• _Stored items_:
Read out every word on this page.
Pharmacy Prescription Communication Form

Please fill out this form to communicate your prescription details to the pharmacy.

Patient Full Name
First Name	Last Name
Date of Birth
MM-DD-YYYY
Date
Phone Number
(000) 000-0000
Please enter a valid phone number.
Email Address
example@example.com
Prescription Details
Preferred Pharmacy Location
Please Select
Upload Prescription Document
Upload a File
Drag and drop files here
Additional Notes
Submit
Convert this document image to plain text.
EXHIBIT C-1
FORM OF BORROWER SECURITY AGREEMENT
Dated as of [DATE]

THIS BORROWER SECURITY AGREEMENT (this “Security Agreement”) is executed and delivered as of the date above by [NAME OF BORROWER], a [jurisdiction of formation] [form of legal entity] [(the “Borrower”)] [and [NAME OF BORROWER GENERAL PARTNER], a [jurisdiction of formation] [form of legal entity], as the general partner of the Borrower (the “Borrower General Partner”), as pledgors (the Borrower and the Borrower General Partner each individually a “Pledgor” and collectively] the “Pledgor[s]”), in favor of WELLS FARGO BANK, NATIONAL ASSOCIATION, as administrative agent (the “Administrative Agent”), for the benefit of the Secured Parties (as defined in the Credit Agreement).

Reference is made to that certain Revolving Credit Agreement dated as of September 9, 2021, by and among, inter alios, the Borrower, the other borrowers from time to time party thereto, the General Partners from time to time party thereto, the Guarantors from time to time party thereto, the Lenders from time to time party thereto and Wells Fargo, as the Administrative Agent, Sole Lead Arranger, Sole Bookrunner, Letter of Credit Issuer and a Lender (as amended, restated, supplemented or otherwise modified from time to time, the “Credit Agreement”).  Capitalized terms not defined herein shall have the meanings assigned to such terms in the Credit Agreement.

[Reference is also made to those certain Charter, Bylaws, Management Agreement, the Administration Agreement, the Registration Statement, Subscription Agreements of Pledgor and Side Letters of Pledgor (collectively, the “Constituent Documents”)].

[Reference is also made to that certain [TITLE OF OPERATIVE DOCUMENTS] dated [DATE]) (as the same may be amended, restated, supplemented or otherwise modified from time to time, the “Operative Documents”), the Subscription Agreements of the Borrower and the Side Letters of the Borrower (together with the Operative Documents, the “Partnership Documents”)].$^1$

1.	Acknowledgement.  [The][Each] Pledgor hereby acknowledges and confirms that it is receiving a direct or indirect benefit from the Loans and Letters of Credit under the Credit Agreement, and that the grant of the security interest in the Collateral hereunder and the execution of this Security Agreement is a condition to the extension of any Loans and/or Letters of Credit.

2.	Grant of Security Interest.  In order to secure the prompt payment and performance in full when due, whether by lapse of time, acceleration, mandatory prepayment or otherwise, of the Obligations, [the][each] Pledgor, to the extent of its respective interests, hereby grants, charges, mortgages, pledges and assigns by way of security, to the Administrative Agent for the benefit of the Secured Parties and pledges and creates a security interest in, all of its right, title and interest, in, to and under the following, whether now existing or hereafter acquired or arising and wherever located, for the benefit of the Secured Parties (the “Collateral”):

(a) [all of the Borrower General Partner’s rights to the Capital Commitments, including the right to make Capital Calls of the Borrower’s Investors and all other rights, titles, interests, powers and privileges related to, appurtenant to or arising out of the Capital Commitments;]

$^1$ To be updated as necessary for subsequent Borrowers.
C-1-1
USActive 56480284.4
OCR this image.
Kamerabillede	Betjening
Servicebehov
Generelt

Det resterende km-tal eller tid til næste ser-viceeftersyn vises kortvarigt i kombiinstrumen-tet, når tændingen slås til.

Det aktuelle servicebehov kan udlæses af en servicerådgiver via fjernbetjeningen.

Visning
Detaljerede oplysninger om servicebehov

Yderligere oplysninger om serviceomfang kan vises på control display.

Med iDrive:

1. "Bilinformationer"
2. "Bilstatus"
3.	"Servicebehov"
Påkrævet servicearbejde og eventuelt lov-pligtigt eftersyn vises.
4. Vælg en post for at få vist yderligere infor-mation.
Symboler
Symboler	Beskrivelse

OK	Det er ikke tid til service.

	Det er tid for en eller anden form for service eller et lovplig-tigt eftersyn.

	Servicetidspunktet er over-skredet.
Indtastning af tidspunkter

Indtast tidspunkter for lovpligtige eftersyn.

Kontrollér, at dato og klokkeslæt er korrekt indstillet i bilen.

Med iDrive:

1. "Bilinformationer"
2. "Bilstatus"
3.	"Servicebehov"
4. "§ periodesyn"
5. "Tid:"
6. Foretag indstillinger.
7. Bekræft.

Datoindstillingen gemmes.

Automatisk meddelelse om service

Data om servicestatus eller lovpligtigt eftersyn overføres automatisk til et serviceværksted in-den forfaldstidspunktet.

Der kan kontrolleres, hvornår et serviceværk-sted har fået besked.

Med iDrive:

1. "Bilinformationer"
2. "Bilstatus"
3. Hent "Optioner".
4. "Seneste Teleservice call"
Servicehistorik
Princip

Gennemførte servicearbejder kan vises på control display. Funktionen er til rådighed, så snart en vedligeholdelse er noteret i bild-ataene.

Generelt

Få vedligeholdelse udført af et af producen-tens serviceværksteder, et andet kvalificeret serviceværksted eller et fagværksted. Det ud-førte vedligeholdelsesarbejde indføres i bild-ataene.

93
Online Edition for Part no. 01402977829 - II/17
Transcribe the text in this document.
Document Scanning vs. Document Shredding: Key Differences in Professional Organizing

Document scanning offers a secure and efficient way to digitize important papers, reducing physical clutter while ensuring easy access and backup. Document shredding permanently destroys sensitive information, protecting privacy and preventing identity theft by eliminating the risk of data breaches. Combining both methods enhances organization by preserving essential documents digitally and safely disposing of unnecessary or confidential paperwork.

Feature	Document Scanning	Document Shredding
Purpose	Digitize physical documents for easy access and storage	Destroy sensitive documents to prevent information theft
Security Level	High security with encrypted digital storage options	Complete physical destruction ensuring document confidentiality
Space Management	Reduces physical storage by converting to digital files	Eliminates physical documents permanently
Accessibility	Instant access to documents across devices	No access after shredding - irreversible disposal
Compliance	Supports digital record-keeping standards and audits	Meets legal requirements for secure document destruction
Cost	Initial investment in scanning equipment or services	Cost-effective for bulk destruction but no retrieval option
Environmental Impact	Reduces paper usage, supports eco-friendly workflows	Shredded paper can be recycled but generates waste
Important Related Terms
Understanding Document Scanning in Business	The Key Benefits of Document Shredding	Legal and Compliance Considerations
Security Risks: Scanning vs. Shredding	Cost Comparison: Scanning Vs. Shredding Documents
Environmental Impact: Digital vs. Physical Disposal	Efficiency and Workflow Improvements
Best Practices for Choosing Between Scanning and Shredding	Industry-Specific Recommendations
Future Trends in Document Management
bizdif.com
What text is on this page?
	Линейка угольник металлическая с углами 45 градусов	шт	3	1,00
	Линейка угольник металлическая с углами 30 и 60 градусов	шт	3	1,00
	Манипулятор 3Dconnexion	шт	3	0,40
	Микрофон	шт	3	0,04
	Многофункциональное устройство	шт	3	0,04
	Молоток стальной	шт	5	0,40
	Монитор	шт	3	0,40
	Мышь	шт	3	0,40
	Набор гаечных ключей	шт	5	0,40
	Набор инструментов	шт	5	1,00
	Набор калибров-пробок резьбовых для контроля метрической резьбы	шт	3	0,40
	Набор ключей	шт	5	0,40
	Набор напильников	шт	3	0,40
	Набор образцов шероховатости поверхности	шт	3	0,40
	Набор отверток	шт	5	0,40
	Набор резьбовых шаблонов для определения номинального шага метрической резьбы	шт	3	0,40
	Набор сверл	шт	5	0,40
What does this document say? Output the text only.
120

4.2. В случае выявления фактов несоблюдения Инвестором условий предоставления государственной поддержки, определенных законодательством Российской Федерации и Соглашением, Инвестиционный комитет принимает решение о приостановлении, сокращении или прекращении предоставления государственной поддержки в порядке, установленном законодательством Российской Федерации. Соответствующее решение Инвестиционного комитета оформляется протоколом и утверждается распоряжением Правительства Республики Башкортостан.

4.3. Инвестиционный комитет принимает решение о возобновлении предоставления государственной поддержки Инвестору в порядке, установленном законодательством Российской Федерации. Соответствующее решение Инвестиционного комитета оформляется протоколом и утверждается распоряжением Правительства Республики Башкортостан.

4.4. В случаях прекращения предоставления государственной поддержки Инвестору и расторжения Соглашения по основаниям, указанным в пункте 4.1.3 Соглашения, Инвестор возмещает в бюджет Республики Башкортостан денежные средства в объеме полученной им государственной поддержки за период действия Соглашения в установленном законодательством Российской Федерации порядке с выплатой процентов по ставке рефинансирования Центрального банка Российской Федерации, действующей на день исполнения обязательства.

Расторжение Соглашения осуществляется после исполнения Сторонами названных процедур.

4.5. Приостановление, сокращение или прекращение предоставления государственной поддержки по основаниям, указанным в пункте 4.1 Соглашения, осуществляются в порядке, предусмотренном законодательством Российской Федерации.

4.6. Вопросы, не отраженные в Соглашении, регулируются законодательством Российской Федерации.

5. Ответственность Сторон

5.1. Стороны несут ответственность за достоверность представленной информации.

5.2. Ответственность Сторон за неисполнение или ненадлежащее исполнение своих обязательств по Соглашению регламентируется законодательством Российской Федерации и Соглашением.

• _Written exercise_: Check every line for "Management" and show the ones that have it.

• _Output for this task_:
[Reference is also made to those certain Charter, Bylaws, Management Agreement, the Administration Agreement, the Registration Statement, Subscription Agreements of Pledgor and Side Letters of Pledgor (collectively, the “Constituent Documents”)].
Space Management	Reduces physical storage by converting to digital files	Eliminates physical documents permanently
Future Trends in Document Management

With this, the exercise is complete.